[Data items]
§ §
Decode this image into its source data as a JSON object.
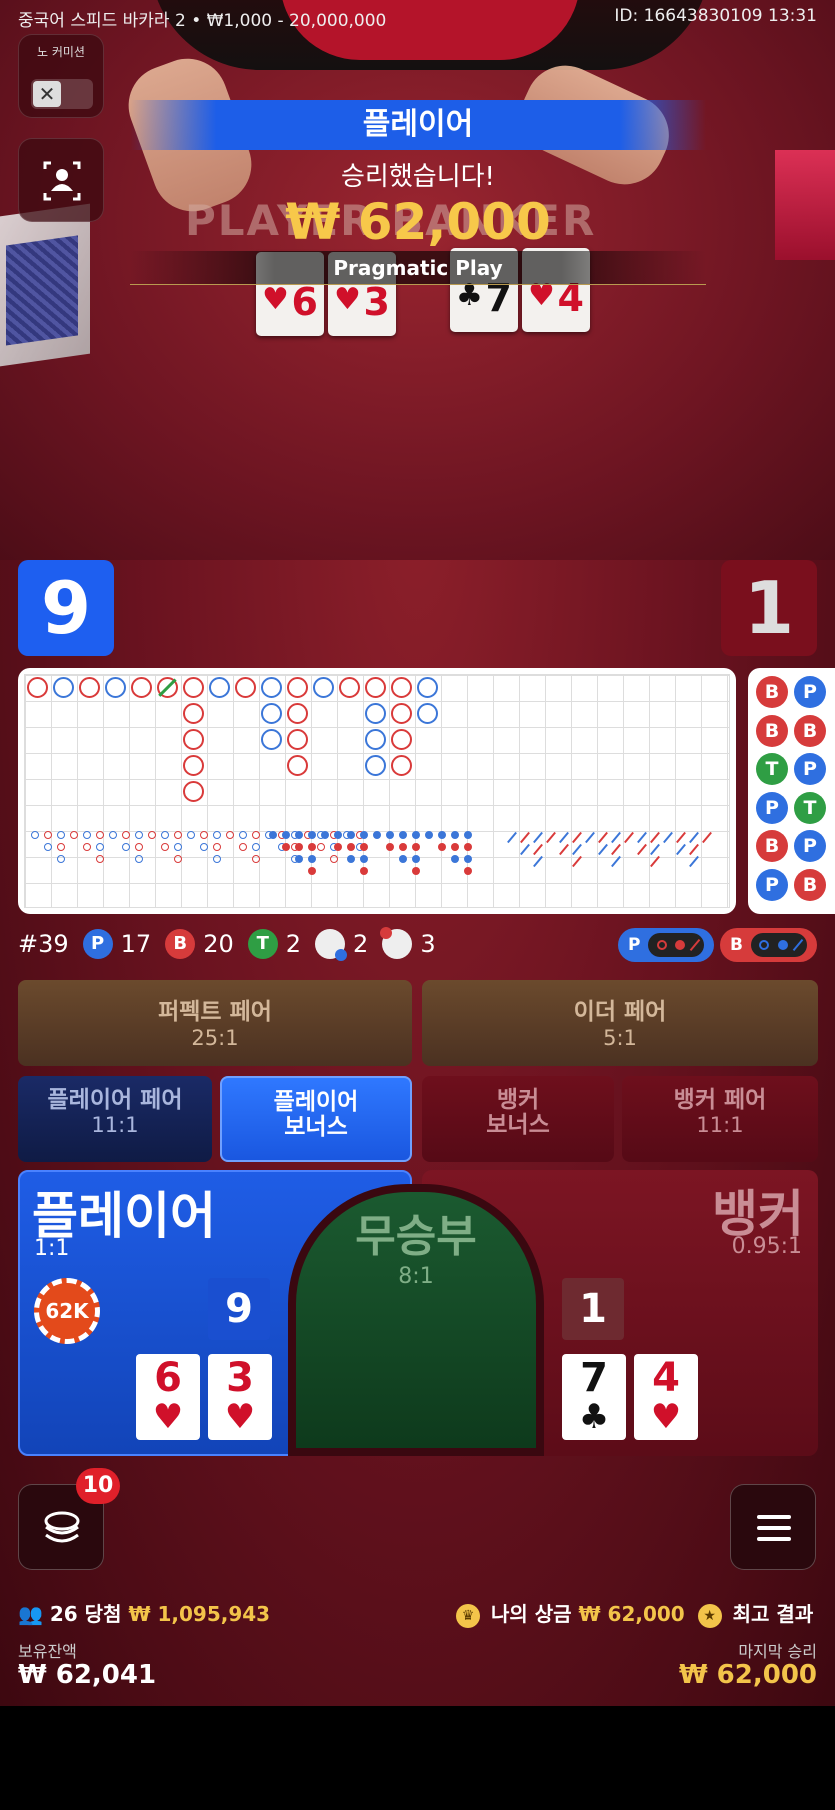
{
  "header": {
    "game_info": "중국어 스피드 바카라 2 • ₩1,000 - 20,000,000",
    "round_id": "ID: 16643830109 13:31"
  },
  "no_commission": {
    "label": "노 커미션",
    "toggle_icon": "✕"
  },
  "win_banner": {
    "side": "플레이어",
    "message": "승리했습니다!",
    "amount": "₩ 62,000",
    "background_text": "PLAYER BANKER",
    "provider": "Pragmatic Play"
  },
  "table_cards": {
    "player": [
      {
        "value": "6",
        "suit": "♥"
      },
      {
        "value": "3",
        "suit": "♥"
      }
    ],
    "banker": [
      {
        "value": "7",
        "suit": "♣"
      },
      {
        "value": "4",
        "suit": "♥"
      }
    ]
  },
  "scores": {
    "player": "9",
    "banker": "1"
  },
  "bead_road": [
    "B",
    "P",
    "B",
    "B",
    "T",
    "P",
    "P",
    "T",
    "B",
    "P",
    "P",
    "B"
  ],
  "stats": {
    "round": "#39",
    "player_label": "P",
    "player_count": "17",
    "banker_label": "B",
    "banker_count": "20",
    "tie_label": "T",
    "tie_count": "2",
    "player_pair_count": "2",
    "banker_pair_count": "3"
  },
  "predict": {
    "player_label": "P",
    "banker_label": "B"
  },
  "bets": {
    "perfect_pair": {
      "label": "퍼펙트 페어",
      "odds": "25:1"
    },
    "either_pair": {
      "label": "이더 페어",
      "odds": "5:1"
    },
    "player_pair": {
      "label": "플레이어 페어",
      "odds": "11:1"
    },
    "player_bonus": {
      "label1": "플레이어",
      "label2": "보너스"
    },
    "banker_bonus": {
      "label1": "뱅커",
      "label2": "보너스"
    },
    "banker_pair": {
      "label": "뱅커 페어",
      "odds": "11:1"
    },
    "player": {
      "label": "플레이어",
      "odds": "1:1",
      "score": "9",
      "chip": "62K"
    },
    "tie": {
      "label": "무승부",
      "odds": "8:1"
    },
    "banker": {
      "label": "뱅커",
      "odds": "0.95:1",
      "score": "1"
    }
  },
  "hand_cards": {
    "player": [
      {
        "value": "6",
        "suit": "♥"
      },
      {
        "value": "3",
        "suit": "♥"
      }
    ],
    "banker": [
      {
        "value": "7",
        "suit": "♣"
      },
      {
        "value": "4",
        "suit": "♥"
      }
    ]
  },
  "chips_badge": "10",
  "footer": {
    "winners": "26 당첨",
    "winners_amount": "₩ 1,095,943",
    "my_winnings_label": "나의 상금",
    "my_winnings": "₩ 62,000",
    "best_results_label": "최고 결과",
    "balance_label": "보유잔액",
    "balance": "₩ 62,041",
    "last_win_label": "마지막 승리",
    "last_win": "₩ 62,000"
  },
  "colors": {
    "player": "#1e5ff0",
    "banker": "#d63b3b",
    "tie": "#2f9e44",
    "gold": "#f3c44a"
  }
}
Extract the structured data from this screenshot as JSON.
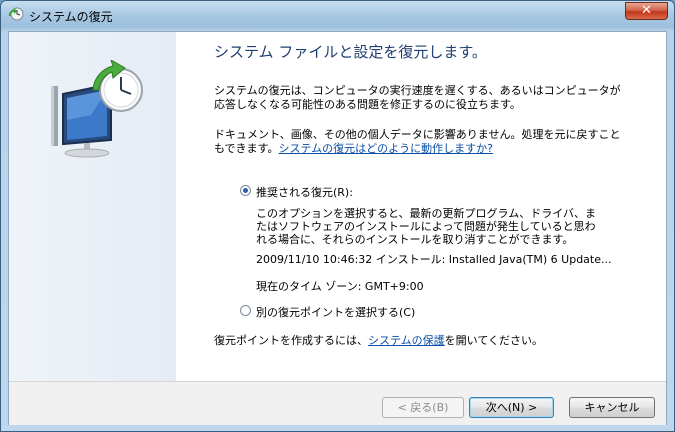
{
  "window": {
    "title": "システムの復元",
    "close_label": "✕"
  },
  "heading": "システム ファイルと設定を復元します。",
  "desc1": "システムの復元は、コンピュータの実行速度を遅くする、あるいはコンピュータが応答しなくなる可能性のある問題を修正するのに役立ちます。",
  "desc2_text": "ドキュメント、画像、その他の個人データに影響ありません。処理を元に戻すこともできます。",
  "desc2_link": "システムの復元はどのように動作しますか?",
  "options": {
    "recommended_label": "推奨される復元(R):",
    "recommended_selected": true,
    "recommended_description": "このオプションを選択すると、最新の更新プログラム、ドライバ、またはソフトウェアのインストールによって問題が発生していると思われる場合に、それらのインストールを取り消すことができます。",
    "restore_point": "2009/11/10 10:46:32 インストール: Installed Java(TM) 6 Update...",
    "timezone": "現在のタイム ゾーン: GMT+9:00",
    "other_label": "別の復元ポイントを選択する(C)",
    "other_selected": false
  },
  "footer_note_prefix": "復元ポイントを作成するには、",
  "footer_note_link": "システムの保護",
  "footer_note_suffix": "を開いてください。",
  "buttons": {
    "back": "< 戻る(B)",
    "next": "次へ(N) >",
    "cancel": "キャンセル"
  },
  "colors": {
    "heading": "#1f3f70",
    "link": "#0b4fa8",
    "radio_dot": "#2b5fb0"
  }
}
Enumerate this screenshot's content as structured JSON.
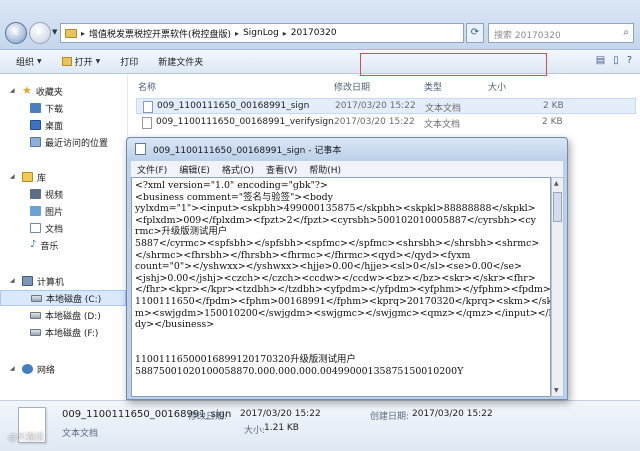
§ §
_OBJECTIVE_. Find the word "heading" in the data and show each line that holds it.

_EXERCISE SOLUTION_.
  "heading": "システム ファイルと設定を復元します。",
    "heading": "#1f3f70",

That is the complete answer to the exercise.